• Recorded data
Begin

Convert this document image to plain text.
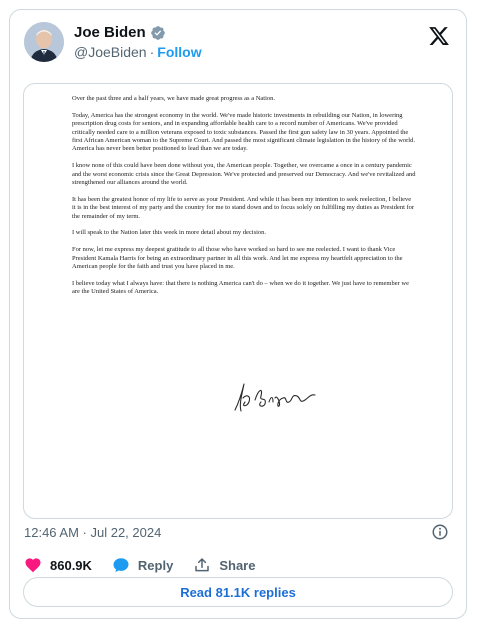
Joe Biden
@JoeBiden · Follow

Over the past three and a half years, we have made great progress as a Nation.

Today, America has the strongest economy in the world. We've made historic investments in rebuilding our Nation, in lowering prescription drug costs for seniors, and in expanding affordable health care to a record number of Americans. We've provided critically needed care to a million veterans exposed to toxic substances. Passed the first gun safety law in 30 years. Appointed the first African American woman to the Supreme Court. And passed the most significant climate legislation in the history of the world. America has never been better positioned to lead than we are today.

I know none of this could have been done without you, the American people. Together, we overcame a once in a century pandemic and the worst economic crisis since the Great Depression. We've protected and preserved our Democracy. And we've revitalized and strengthened our alliances around the world.

It has been the greatest honor of my life to serve as your President. And while it has been my intention to seek reelection, I believe it is in the best interest of my party and the country for me to stand down and to focus solely on fulfilling my duties as President for the remainder of my term.

I will speak to the Nation later this week in more detail about my decision.

For now, let me express my deepest gratitude to all those who have worked so hard to see me reelected. I want to thank Vice President Kamala Harris for being an extraordinary partner in all this work. And let me express my heartfelt appreciation to the American people for the faith and trust you have placed in me.

I believe today what I always have: that there is nothing America can't do – when we do it together. We just have to remember we are the United States of America.

12:46 AM · Jul 22, 2024
860.9K	Reply	Share
Read 81.1K replies
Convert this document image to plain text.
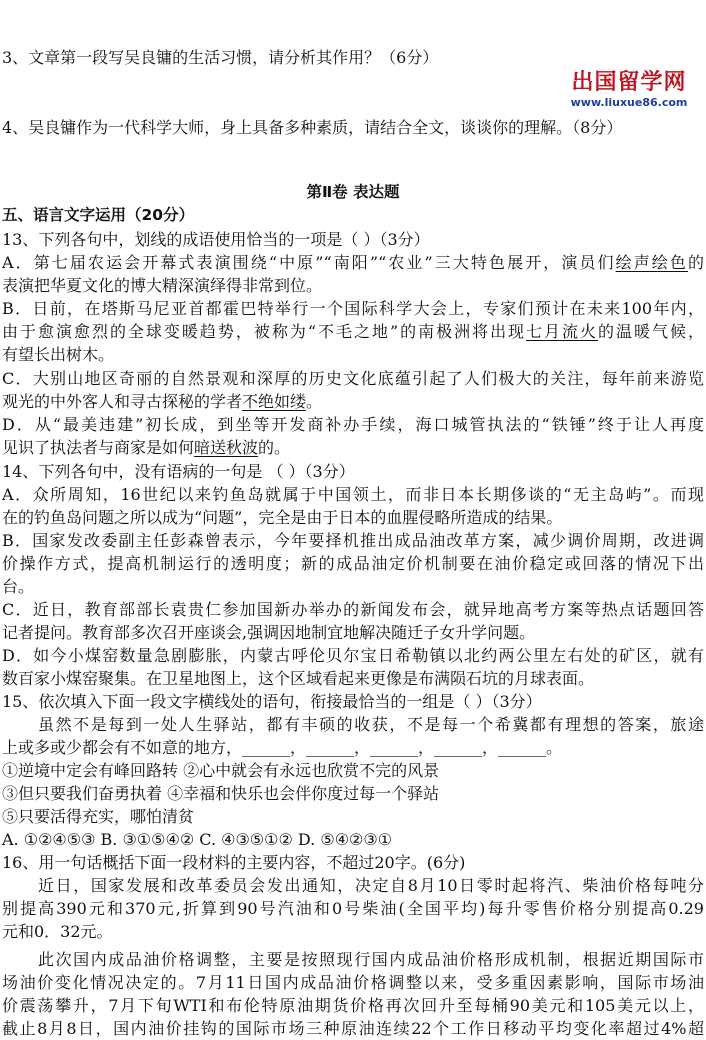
3、文章第一段写吴良镛的生活习惯，请分析其作用？（6分）
4、吴良镛作为一代科学大师，身上具备多种素质，请结合全文，谈谈你的理解。（8分）
第Ⅱ卷 表达题
五、语言文字运用（20分）
13、下列各句中，划线的成语使用恰当的一项是（ ）（3分）
A．第七届农运会开幕式表演围绕“中原”“南阳”“农业”三大特色展开，演员们绘声绘色的
表演把华夏文化的博大精深演绎得非常到位。
B．日前，在塔斯马尼亚首都霍巴特举行一个国际科学大会上，专家们预计在未来100年内，
由于愈演愈烈的全球变暖趋势，被称为“不毛之地”的南极洲将出现七月流火的温暖气候，
有望长出树木。
C．大别山地区奇丽的自然景观和深厚的历史文化底蕴引起了人们极大的关注，每年前来游览
观光的中外客人和寻古探秘的学者不绝如缕。
D．从“最美违建”初长成，到坐等开发商补办手续，海口城管执法的“铁锤”终于让人再度
见识了执法者与商家是如何暗送秋波的。
14、下列各句中，没有语病的一句是 （ ）（3分）
A．众所周知，16世纪以来钓鱼岛就属于中国领土，而非日本长期侈谈的“无主岛屿”。而现
在的钓鱼岛问题之所以成为“问题”，完全是由于日本的血腥侵略所造成的结果。
B．国家发改委副主任彭森曾表示，今年要择机推出成品油改革方案，减少调价周期，改进调
价操作方式，提高机制运行的透明度；新的成品油定价机制要在油价稳定或回落的情况下出
台。
C．近日，教育部部长袁贵仁参加国新办举办的新闻发布会，就异地高考方案等热点话题回答
记者提问。教育部多次召开座谈会,强调因地制宜地解决随迁子女升学问题。
D．如今小煤窑数量急剧膨胀，内蒙古呼伦贝尔宝日希勒镇以北约两公里左右处的矿区，就有
数百家小煤窑聚集。在卫星地图上，这个区域看起来更像是布满陨石坑的月球表面。
15、依次填入下面一段文字横线处的语句，衔接最恰当的一组是（ ）（3分）
虽然不是每到一处人生驿站，都有丰硕的收获，不是每一个希冀都有理想的答案，旅途
上或多或少都会有不如意的地方，______，______，______，______，______。
①逆境中定会有峰回路转 ②心中就会有永远也欣赏不完的风景
③但只要我们奋勇执着 ④幸福和快乐也会伴你度过每一个驿站
⑤只要活得充实，哪怕清贫
A. ①②④⑤③ B. ③①⑤④② C. ④③⑤①② D. ⑤④②③①
16、用一句话概括下面一段材料的主要内容，不超过20字。(6分)
近日，国家发展和改革委员会发出通知，决定自8月10日零时起将汽、柴油价格每吨分
别提高390元和370元,折算到90号汽油和0号柴油(全国平均)每升零售价格分别提高0.29
元和0．32元。
此次国内成品油价格调整，主要是按照现行国内成品油价格形成机制，根据近期国际市
场油价变化情况决定的。7月11日国内成品油价格调整以来，受多重因素影响，国际市场油
价震荡攀升，7月下旬WTI和布伦特原油期货价格再次回升至每桶90美元和105美元以上，
截止8月8日，国内油价挂钩的国际市场三种原油连续22个工作日移动平均变化率超过4%超
出国留学网
www.liuxue86.com
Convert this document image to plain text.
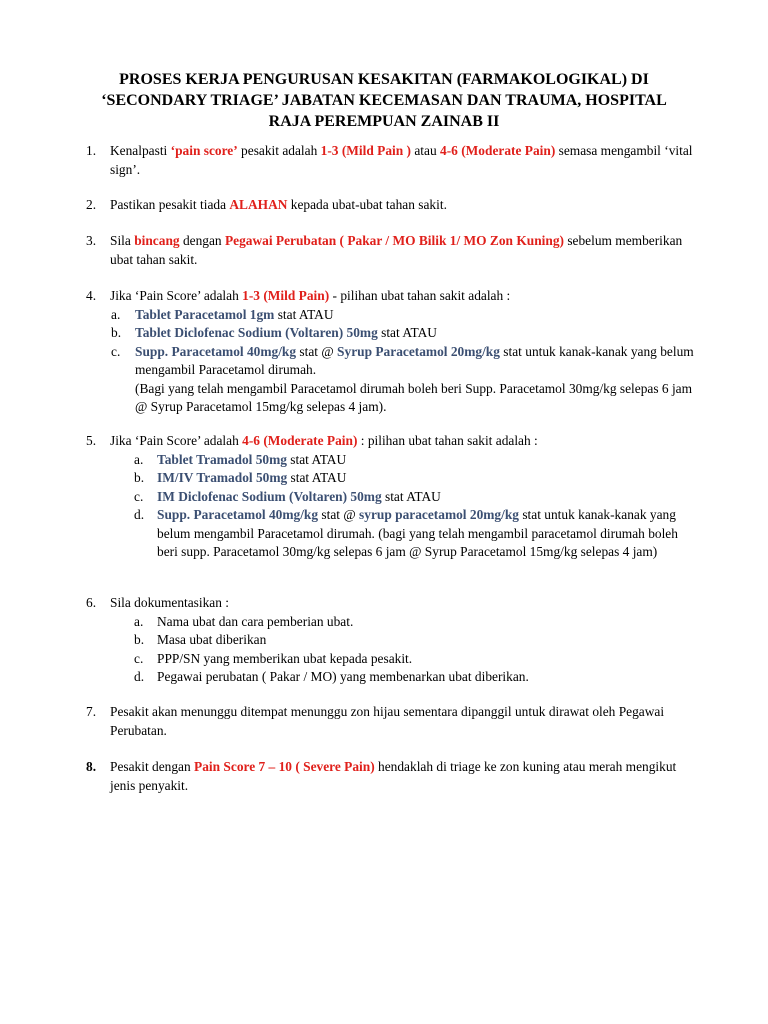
PROSES KERJA PENGURUSAN KESAKITAN (FARMAKOLOGIKAL) DI
‘SECONDARY TRIAGE’ JABATAN KECEMASAN DAN TRAUMA, HOSPITAL
RAJA PEREMPUAN ZAINAB II
1.	Kenalpasti ‘pain score’ pesakit adalah 1-3 (Mild Pain ) atau 4-6 (Moderate Pain) semasa mengambil ‘vital sign’.
2.	Pastikan pesakit tiada ALAHAN kepada ubat-ubat tahan sakit.
3.	Sila bincang dengan Pegawai Perubatan ( Pakar / MO Bilik 1/ MO Zon Kuning) sebelum memberikan ubat tahan sakit.
4.	Jika ‘Pain Score’ adalah 1-3 (Mild Pain) - pilihan ubat tahan sakit adalah :
a. Tablet Paracetamol 1gm stat ATAU
b. Tablet Diclofenac Sodium (Voltaren) 50mg stat ATAU
c. Supp. Paracetamol 40mg/kg stat @ Syrup Paracetamol 20mg/kg stat untuk kanak-kanak yang belum mengambil Paracetamol dirumah.
(Bagi yang telah mengambil Paracetamol dirumah boleh beri Supp. Paracetamol 30mg/kg selepas 6 jam @ Syrup Paracetamol 15mg/kg selepas 4 jam).
5.	Jika ‘Pain Score’ adalah 4-6 (Moderate Pain) : pilihan ubat tahan sakit adalah :
a. Tablet Tramadol 50mg stat ATAU
b. IM/IV Tramadol 50mg stat ATAU
c. IM Diclofenac Sodium (Voltaren) 50mg stat ATAU
d. Supp. Paracetamol 40mg/kg stat @ syrup paracetamol 20mg/kg stat untuk kanak-kanak yang belum mengambil Paracetamol dirumah. (bagi yang telah mengambil paracetamol dirumah boleh beri supp. Paracetamol 30mg/kg selepas 6 jam @ Syrup Paracetamol 15mg/kg selepas 4 jam)
6.	Sila dokumentasikan :
a. Nama ubat dan cara pemberian ubat.
b. Masa ubat diberikan
c. PPP/SN yang memberikan ubat kepada pesakit.
d. Pegawai perubatan ( Pakar / MO) yang membenarkan ubat diberikan.
7.	Pesakit akan menunggu ditempat menunggu zon hijau sementara dipanggil untuk dirawat oleh Pegawai Perubatan.
8.	Pesakit dengan Pain Score 7 – 10 ( Severe Pain) hendaklah di triage ke zon kuning atau merah mengikut jenis penyakit.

End

• WORK INSTRUCTIONS
Except for the pictures, give all the material above again verbatim.

• ANSWER FOR THIS EXERCISE
Convert this document image to plain text.
Joe Biden
@JoeBiden · Follow

Over the past three and a half years, we have made great progress as a Nation.

Today, America has the strongest economy in the world. We've made historic investments in rebuilding our Nation, in lowering prescription drug costs for seniors, and in expanding affordable health care to a record number of Americans. We've provided critically needed care to a million veterans exposed to toxic substances. Passed the first gun safety law in 30 years. Appointed the first African American woman to the Supreme Court. And passed the most significant climate legislation in the history of the world. America has never been better positioned to lead than we are today.

I know none of this could have been done without you, the American people. Together, we overcame a once in a century pandemic and the worst economic crisis since the Great Depression. We've protected and preserved our Democracy. And we've revitalized and strengthened our alliances around the world.

It has been the greatest honor of my life to serve as your President. And while it has been my intention to seek reelection, I believe it is in the best interest of my party and the country for me to stand down and to focus solely on fulfilling my duties as President for the remainder of my term.

I will speak to the Nation later this week in more detail about my decision.

For now, let me express my deepest gratitude to all those who have worked so hard to see me reelected. I want to thank Vice President Kamala Harris for being an extraordinary partner in all this work. And let me express my heartfelt appreciation to the American people for the faith and trust you have placed in me.

I believe today what I always have: that there is nothing America can't do – when we do it together. We just have to remember we are the United States of America.

12:46 AM · Jul 22, 2024
860.9K	Reply	Share
Read 81.1K replies
Convert this document image to plain text.
3、文章第一段写吴良镛的生活习惯，请分析其作用？（6分）
4、吴良镛作为一代科学大师，身上具备多种素质，请结合全文，谈谈你的理解。（8分）
第Ⅱ卷 表达题
五、语言文字运用（20分）
13、下列各句中，划线的成语使用恰当的一项是（ ）（3分）
A．第七届农运会开幕式表演围绕“中原”“南阳”“农业”三大特色展开，演员们绘声绘色的
表演把华夏文化的博大精深演绎得非常到位。
B．日前，在塔斯马尼亚首都霍巴特举行一个国际科学大会上，专家们预计在未来100年内，
由于愈演愈烈的全球变暖趋势，被称为“不毛之地”的南极洲将出现七月流火的温暖气候，
有望长出树木。
C．大别山地区奇丽的自然景观和深厚的历史文化底蕴引起了人们极大的关注，每年前来游览
观光的中外客人和寻古探秘的学者不绝如缕。
D．从“最美违建”初长成，到坐等开发商补办手续，海口城管执法的“铁锤”终于让人再度
见识了执法者与商家是如何暗送秋波的。
14、下列各句中，没有语病的一句是 （ ）（3分）
A．众所周知，16世纪以来钓鱼岛就属于中国领土，而非日本长期侈谈的“无主岛屿”。而现
在的钓鱼岛问题之所以成为“问题”，完全是由于日本的血腥侵略所造成的结果。
B．国家发改委副主任彭森曾表示，今年要择机推出成品油改革方案，减少调价周期，改进调
价操作方式，提高机制运行的透明度；新的成品油定价机制要在油价稳定或回落的情况下出
台。
C．近日，教育部部长袁贵仁参加国新办举办的新闻发布会，就异地高考方案等热点话题回答
记者提问。教育部多次召开座谈会,强调因地制宜地解决随迁子女升学问题。
D．如今小煤窑数量急剧膨胀，内蒙古呼伦贝尔宝日希勒镇以北约两公里左右处的矿区，就有
数百家小煤窑聚集。在卫星地图上，这个区域看起来更像是布满陨石坑的月球表面。
15、依次填入下面一段文字横线处的语句，衔接最恰当的一组是（ ）（3分）
虽然不是每到一处人生驿站，都有丰硕的收获，不是每一个希冀都有理想的答案，旅途
上或多或少都会有不如意的地方，______，______，______，______，______。
①逆境中定会有峰回路转 ②心中就会有永远也欣赏不完的风景
③但只要我们奋勇执着 ④幸福和快乐也会伴你度过每一个驿站
⑤只要活得充实，哪怕清贫
A. ①②④⑤③ B. ③①⑤④② C. ④③⑤①② D. ⑤④②③①
16、用一句话概括下面一段材料的主要内容，不超过20字。(6分)
近日，国家发展和改革委员会发出通知，决定自8月10日零时起将汽、柴油价格每吨分
别提高390元和370元,折算到90号汽油和0号柴油(全国平均)每升零售价格分别提高0.29
元和0．32元。
此次国内成品油价格调整，主要是按照现行国内成品油价格形成机制，根据近期国际市
场油价变化情况决定的。7月11日国内成品油价格调整以来，受多重因素影响，国际市场油
价震荡攀升，7月下旬WTI和布伦特原油期货价格再次回升至每桶90美元和105美元以上，
截止8月8日，国内油价挂钩的国际市场三种原油连续22个工作日移动平均变化率超过4%超
出国留学网
www.liuxue86.com
Convert this document image to plain text.
PROSES KERJA PENGURUSAN KESAKITAN (FARMAKOLOGIKAL) DI
‘SECONDARY TRIAGE’ JABATAN KECEMASAN DAN TRAUMA, HOSPITAL
RAJA PEREMPUAN ZAINAB II
1.	Kenalpasti ‘pain score’ pesakit adalah 1-3 (Mild Pain ) atau 4-6 (Moderate Pain) semasa mengambil ‘vital sign’.
2.	Pastikan pesakit tiada ALAHAN kepada ubat-ubat tahan sakit.
3.	Sila bincang dengan Pegawai Perubatan ( Pakar / MO Bilik 1/ MO Zon Kuning) sebelum memberikan ubat tahan sakit.
4.	Jika ‘Pain Score’ adalah 1-3 (Mild Pain) - pilihan ubat tahan sakit adalah :
a. Tablet Paracetamol 1gm stat ATAU
b. Tablet Diclofenac Sodium (Voltaren) 50mg stat ATAU
c. Supp. Paracetamol 40mg/kg stat @ Syrup Paracetamol 20mg/kg stat untuk kanak-kanak yang belum mengambil Paracetamol dirumah.
(Bagi yang telah mengambil Paracetamol dirumah boleh beri Supp. Paracetamol 30mg/kg selepas 6 jam @ Syrup Paracetamol 15mg/kg selepas 4 jam).
5.	Jika ‘Pain Score’ adalah 4-6 (Moderate Pain) : pilihan ubat tahan sakit adalah :
a. Tablet Tramadol 50mg stat ATAU
b. IM/IV Tramadol 50mg stat ATAU
c. IM Diclofenac Sodium (Voltaren) 50mg stat ATAU
d. Supp. Paracetamol 40mg/kg stat @ syrup paracetamol 20mg/kg stat untuk kanak-kanak yang belum mengambil Paracetamol dirumah. (bagi yang telah mengambil paracetamol dirumah boleh beri supp. Paracetamol 30mg/kg selepas 6 jam @ Syrup Paracetamol 15mg/kg selepas 4 jam)
6.	Sila dokumentasikan :
a. Nama ubat dan cara pemberian ubat.
b. Masa ubat diberikan
c. PPP/SN yang memberikan ubat kepada pesakit.
d. Pegawai perubatan ( Pakar / MO) yang membenarkan ubat diberikan.
7.	Pesakit akan menunggu ditempat menunggu zon hijau sementara dipanggil untuk dirawat oleh Pegawai Perubatan.
8.	Pesakit dengan Pain Score 7 – 10 ( Severe Pain) hendaklah di triage ke zon kuning atau merah mengikut jenis penyakit.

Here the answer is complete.